— start Records for this task —

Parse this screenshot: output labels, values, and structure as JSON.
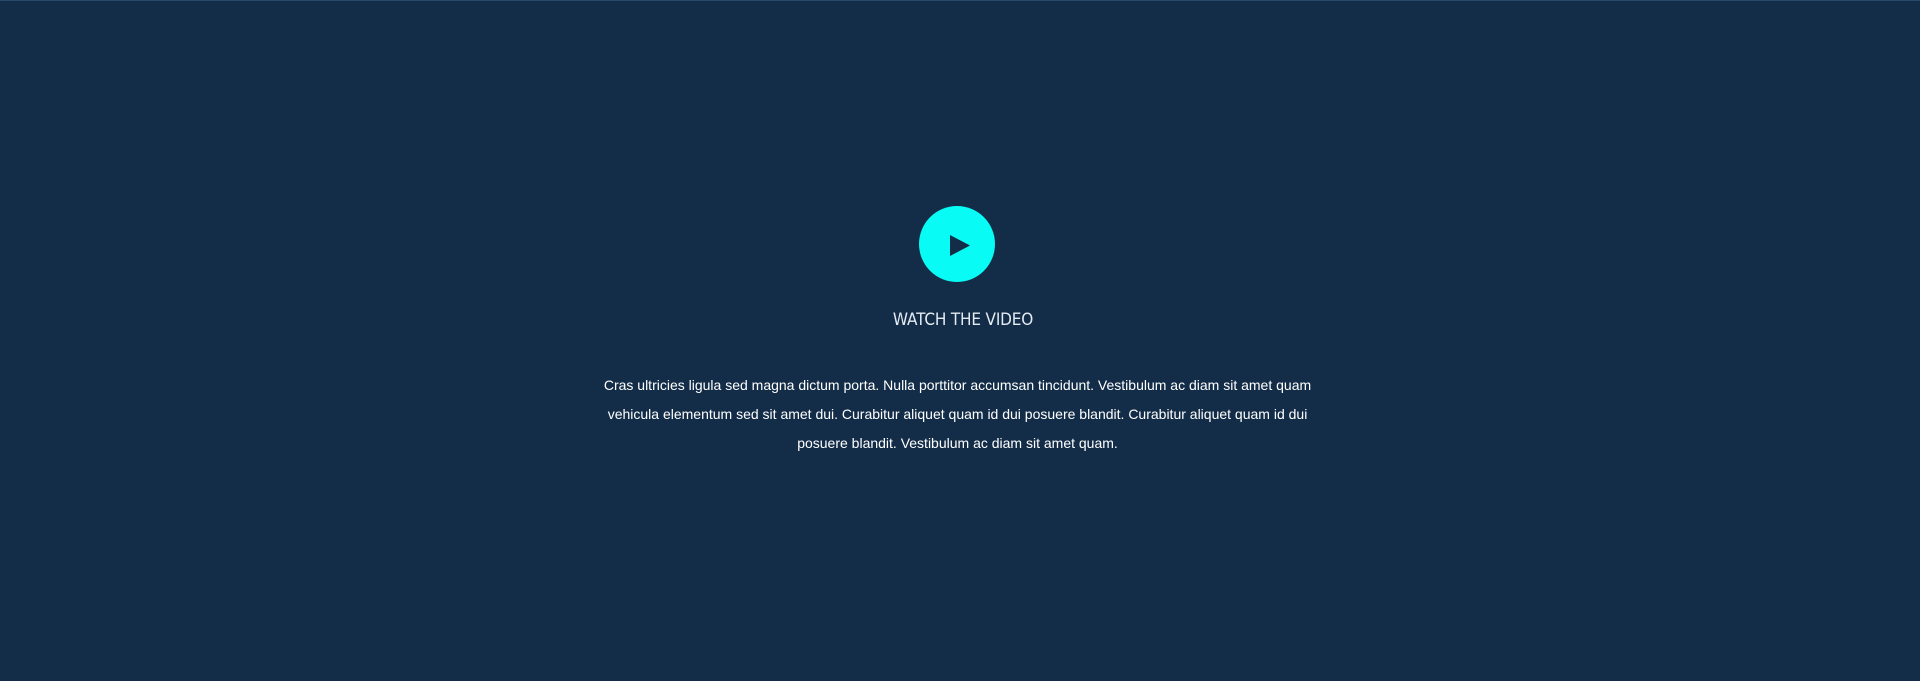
{
  "video_section": {
    "play_button": {
      "icon": "play-icon",
      "color": "#08fbf4",
      "icon_color": "#132d49"
    },
    "title": "WATCH THE VIDEO",
    "description": "Cras ultricies ligula sed magna dictum porta. Nulla porttitor accumsan tincidunt. Vestibulum ac diam sit amet quam vehicula elementum sed sit amet dui. Curabitur aliquet quam id dui posuere blandit. Curabitur aliquet quam id dui posuere blandit. Vestibulum ac diam sit amet quam.",
    "background_color": "#132d49",
    "text_color": "#ffffff"
  }
}
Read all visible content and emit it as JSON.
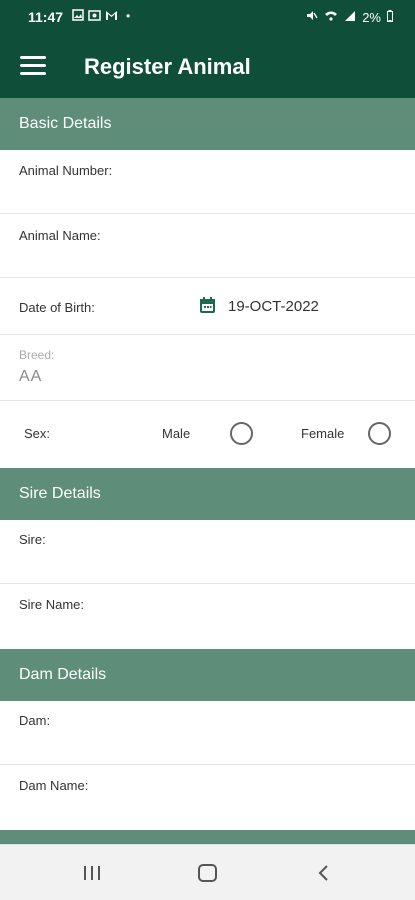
{
  "status_bar": {
    "time": "11:47",
    "battery": "2%",
    "dot": "•"
  },
  "app_bar": {
    "title": "Register Animal"
  },
  "sections": {
    "basic": "Basic Details",
    "sire": "Sire Details",
    "dam": "Dam Details"
  },
  "fields": {
    "animal_number": "Animal Number:",
    "animal_name": "Animal Name:",
    "dob_label": "Date of Birth:",
    "dob_value": "19-OCT-2022",
    "breed_caption": "Breed:",
    "breed_value": "AA",
    "sex_label": "Sex:",
    "male": "Male",
    "female": "Female",
    "sire": "Sire:",
    "sire_name": "Sire Name:",
    "dam": "Dam:",
    "dam_name": "Dam Name:"
  },
  "colors": {
    "app_bar": "#0f4f3a",
    "section_header": "#5e8e7a",
    "accent": "#1d6b4f"
  },
  "icons": [
    "menu-icon",
    "calendar-icon",
    "recents-icon",
    "home-icon",
    "back-icon"
  ]
}
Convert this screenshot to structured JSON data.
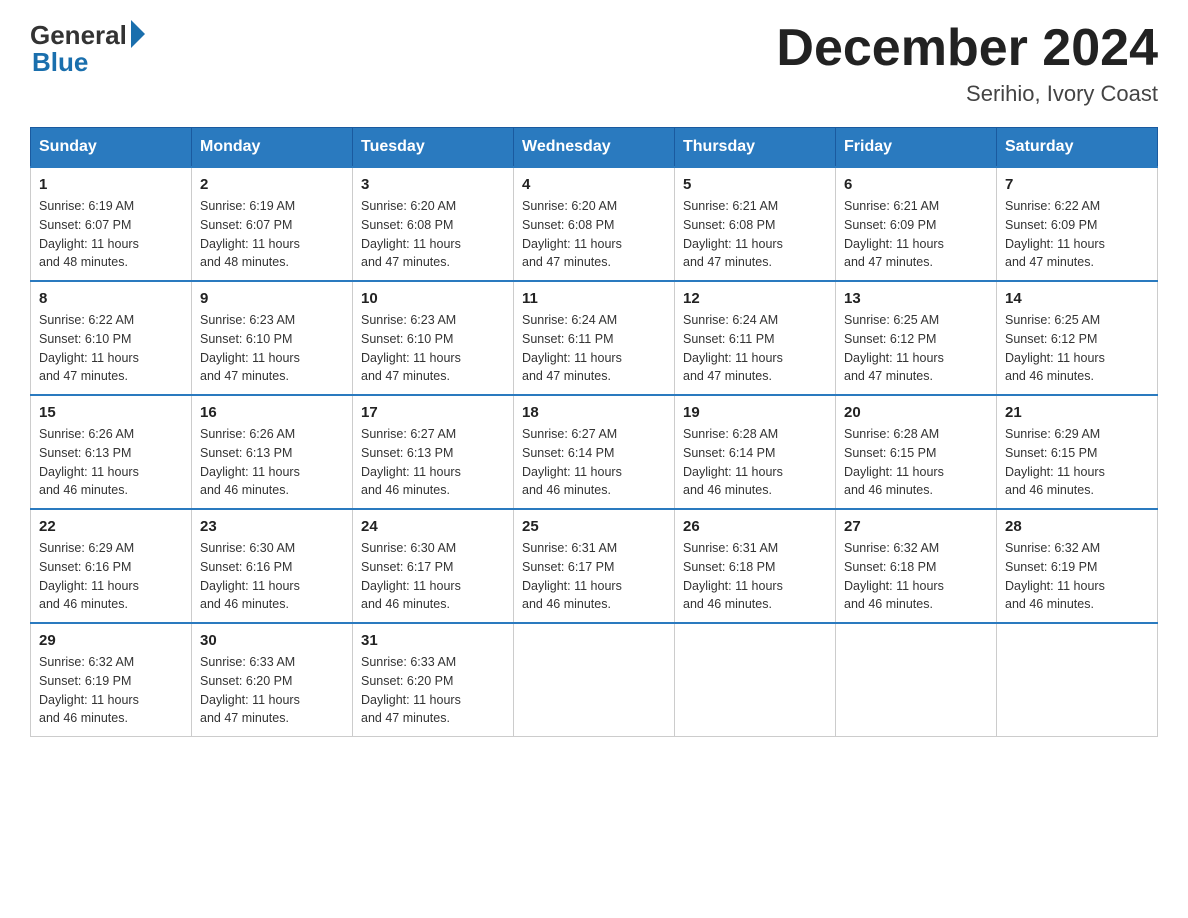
{
  "logo": {
    "general": "General",
    "blue": "Blue"
  },
  "title": {
    "month_year": "December 2024",
    "location": "Serihio, Ivory Coast"
  },
  "headers": [
    "Sunday",
    "Monday",
    "Tuesday",
    "Wednesday",
    "Thursday",
    "Friday",
    "Saturday"
  ],
  "weeks": [
    [
      {
        "day": "1",
        "sunrise": "6:19 AM",
        "sunset": "6:07 PM",
        "daylight": "11 hours and 48 minutes."
      },
      {
        "day": "2",
        "sunrise": "6:19 AM",
        "sunset": "6:07 PM",
        "daylight": "11 hours and 48 minutes."
      },
      {
        "day": "3",
        "sunrise": "6:20 AM",
        "sunset": "6:08 PM",
        "daylight": "11 hours and 47 minutes."
      },
      {
        "day": "4",
        "sunrise": "6:20 AM",
        "sunset": "6:08 PM",
        "daylight": "11 hours and 47 minutes."
      },
      {
        "day": "5",
        "sunrise": "6:21 AM",
        "sunset": "6:08 PM",
        "daylight": "11 hours and 47 minutes."
      },
      {
        "day": "6",
        "sunrise": "6:21 AM",
        "sunset": "6:09 PM",
        "daylight": "11 hours and 47 minutes."
      },
      {
        "day": "7",
        "sunrise": "6:22 AM",
        "sunset": "6:09 PM",
        "daylight": "11 hours and 47 minutes."
      }
    ],
    [
      {
        "day": "8",
        "sunrise": "6:22 AM",
        "sunset": "6:10 PM",
        "daylight": "11 hours and 47 minutes."
      },
      {
        "day": "9",
        "sunrise": "6:23 AM",
        "sunset": "6:10 PM",
        "daylight": "11 hours and 47 minutes."
      },
      {
        "day": "10",
        "sunrise": "6:23 AM",
        "sunset": "6:10 PM",
        "daylight": "11 hours and 47 minutes."
      },
      {
        "day": "11",
        "sunrise": "6:24 AM",
        "sunset": "6:11 PM",
        "daylight": "11 hours and 47 minutes."
      },
      {
        "day": "12",
        "sunrise": "6:24 AM",
        "sunset": "6:11 PM",
        "daylight": "11 hours and 47 minutes."
      },
      {
        "day": "13",
        "sunrise": "6:25 AM",
        "sunset": "6:12 PM",
        "daylight": "11 hours and 47 minutes."
      },
      {
        "day": "14",
        "sunrise": "6:25 AM",
        "sunset": "6:12 PM",
        "daylight": "11 hours and 46 minutes."
      }
    ],
    [
      {
        "day": "15",
        "sunrise": "6:26 AM",
        "sunset": "6:13 PM",
        "daylight": "11 hours and 46 minutes."
      },
      {
        "day": "16",
        "sunrise": "6:26 AM",
        "sunset": "6:13 PM",
        "daylight": "11 hours and 46 minutes."
      },
      {
        "day": "17",
        "sunrise": "6:27 AM",
        "sunset": "6:13 PM",
        "daylight": "11 hours and 46 minutes."
      },
      {
        "day": "18",
        "sunrise": "6:27 AM",
        "sunset": "6:14 PM",
        "daylight": "11 hours and 46 minutes."
      },
      {
        "day": "19",
        "sunrise": "6:28 AM",
        "sunset": "6:14 PM",
        "daylight": "11 hours and 46 minutes."
      },
      {
        "day": "20",
        "sunrise": "6:28 AM",
        "sunset": "6:15 PM",
        "daylight": "11 hours and 46 minutes."
      },
      {
        "day": "21",
        "sunrise": "6:29 AM",
        "sunset": "6:15 PM",
        "daylight": "11 hours and 46 minutes."
      }
    ],
    [
      {
        "day": "22",
        "sunrise": "6:29 AM",
        "sunset": "6:16 PM",
        "daylight": "11 hours and 46 minutes."
      },
      {
        "day": "23",
        "sunrise": "6:30 AM",
        "sunset": "6:16 PM",
        "daylight": "11 hours and 46 minutes."
      },
      {
        "day": "24",
        "sunrise": "6:30 AM",
        "sunset": "6:17 PM",
        "daylight": "11 hours and 46 minutes."
      },
      {
        "day": "25",
        "sunrise": "6:31 AM",
        "sunset": "6:17 PM",
        "daylight": "11 hours and 46 minutes."
      },
      {
        "day": "26",
        "sunrise": "6:31 AM",
        "sunset": "6:18 PM",
        "daylight": "11 hours and 46 minutes."
      },
      {
        "day": "27",
        "sunrise": "6:32 AM",
        "sunset": "6:18 PM",
        "daylight": "11 hours and 46 minutes."
      },
      {
        "day": "28",
        "sunrise": "6:32 AM",
        "sunset": "6:19 PM",
        "daylight": "11 hours and 46 minutes."
      }
    ],
    [
      {
        "day": "29",
        "sunrise": "6:32 AM",
        "sunset": "6:19 PM",
        "daylight": "11 hours and 46 minutes."
      },
      {
        "day": "30",
        "sunrise": "6:33 AM",
        "sunset": "6:20 PM",
        "daylight": "11 hours and 47 minutes."
      },
      {
        "day": "31",
        "sunrise": "6:33 AM",
        "sunset": "6:20 PM",
        "daylight": "11 hours and 47 minutes."
      },
      null,
      null,
      null,
      null
    ]
  ],
  "labels": {
    "sunrise": "Sunrise:",
    "sunset": "Sunset:",
    "daylight": "Daylight:"
  }
}
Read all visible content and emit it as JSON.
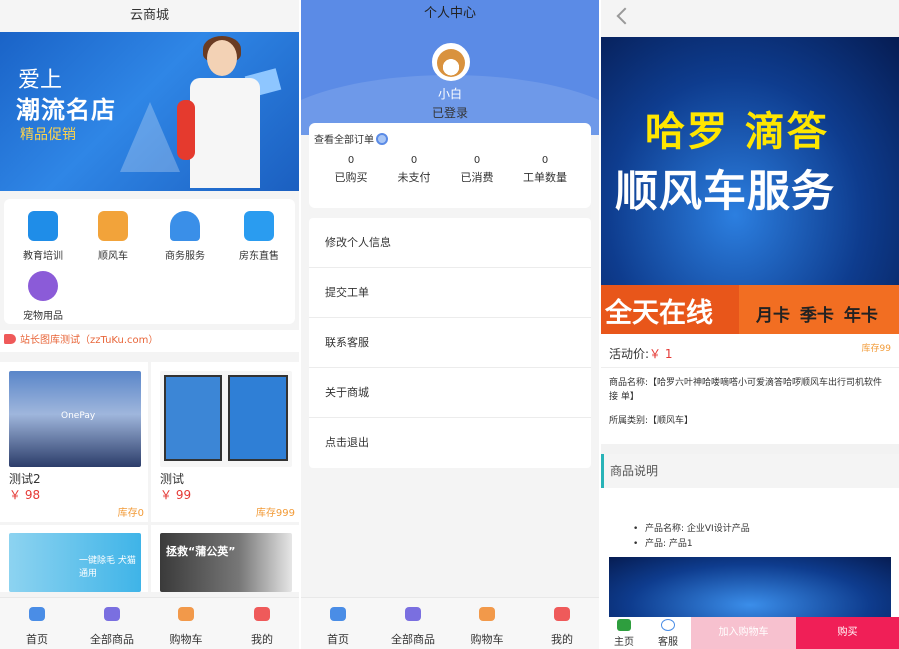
{
  "shop": {
    "title": "云商城",
    "banner": {
      "line1": "爱上",
      "line2": "潮流名店",
      "line3": "精品促销"
    },
    "categories": [
      {
        "label": "教育培训",
        "icon": "education-icon",
        "color": "#1f8de8"
      },
      {
        "label": "顺风车",
        "icon": "car-icon",
        "color": "#f2a33a"
      },
      {
        "label": "商务服务",
        "icon": "business-icon",
        "color": "#3a8fe8"
      },
      {
        "label": "房东直售",
        "icon": "house-icon",
        "color": "#2a9cf0"
      },
      {
        "label": "宠物用品",
        "icon": "paw-icon",
        "color": "#8b5bd8"
      }
    ],
    "notice": "站长图库测试（zzTuKu.com）",
    "products": [
      {
        "name": "测试2",
        "price": "￥ 98",
        "stock": "库存0",
        "img_text": "OnePay"
      },
      {
        "name": "测试",
        "price": "￥ 99",
        "stock": "库存999",
        "img_text": ""
      },
      {
        "name": "",
        "price": "",
        "stock": "",
        "img_text": "一键除毛 犬猫通用"
      },
      {
        "name": "",
        "price": "",
        "stock": "",
        "img_text": "拯救“蒲公英”"
      }
    ]
  },
  "tabs": [
    {
      "label": "首页",
      "icon": "home-icon",
      "color": "#4a8de6"
    },
    {
      "label": "全部商品",
      "icon": "goods-icon",
      "color": "#7a6fe0"
    },
    {
      "label": "购物车",
      "icon": "cart-icon",
      "color": "#f2994a"
    },
    {
      "label": "我的",
      "icon": "user-icon",
      "color": "#ef5a5a"
    }
  ],
  "profile": {
    "title": "个人中心",
    "name": "小白",
    "status": "已登录",
    "orders_title": "查看全部订单",
    "stats": [
      {
        "value": "0",
        "label": "已购买"
      },
      {
        "value": "0",
        "label": "未支付"
      },
      {
        "value": "0",
        "label": "已消费"
      },
      {
        "value": "0",
        "label": "工单数量"
      }
    ],
    "menu": [
      "修改个人信息",
      "提交工单",
      "联系客服",
      "关于商城",
      "点击退出"
    ]
  },
  "detail": {
    "banner": {
      "line1": "哈罗  滴答",
      "line2": "顺风车服务",
      "line3": "全天在线",
      "line4": "月卡 季卡 年卡"
    },
    "price_label": "活动价:",
    "price": "￥ 1",
    "stock": "库存99",
    "product_name": "商品名称:【哈罗六叶神哈喽嘀嗒小可爱滴答哈啰顺风车出行司机软件接 单】",
    "category": "所属类别:【顺风车】",
    "desc_title": "商品说明",
    "desc_items": [
      "产品名称: 企业VI设计产品",
      "产品: 产品1"
    ],
    "bar": {
      "home": "主页",
      "service": "客服",
      "add_cart": "加入购物车",
      "buy": "购买"
    }
  }
}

— end Records for this task —

(Problem statement)
From the material above, count the lines that include "Details" and give only the total.

(Answer to the problem)
3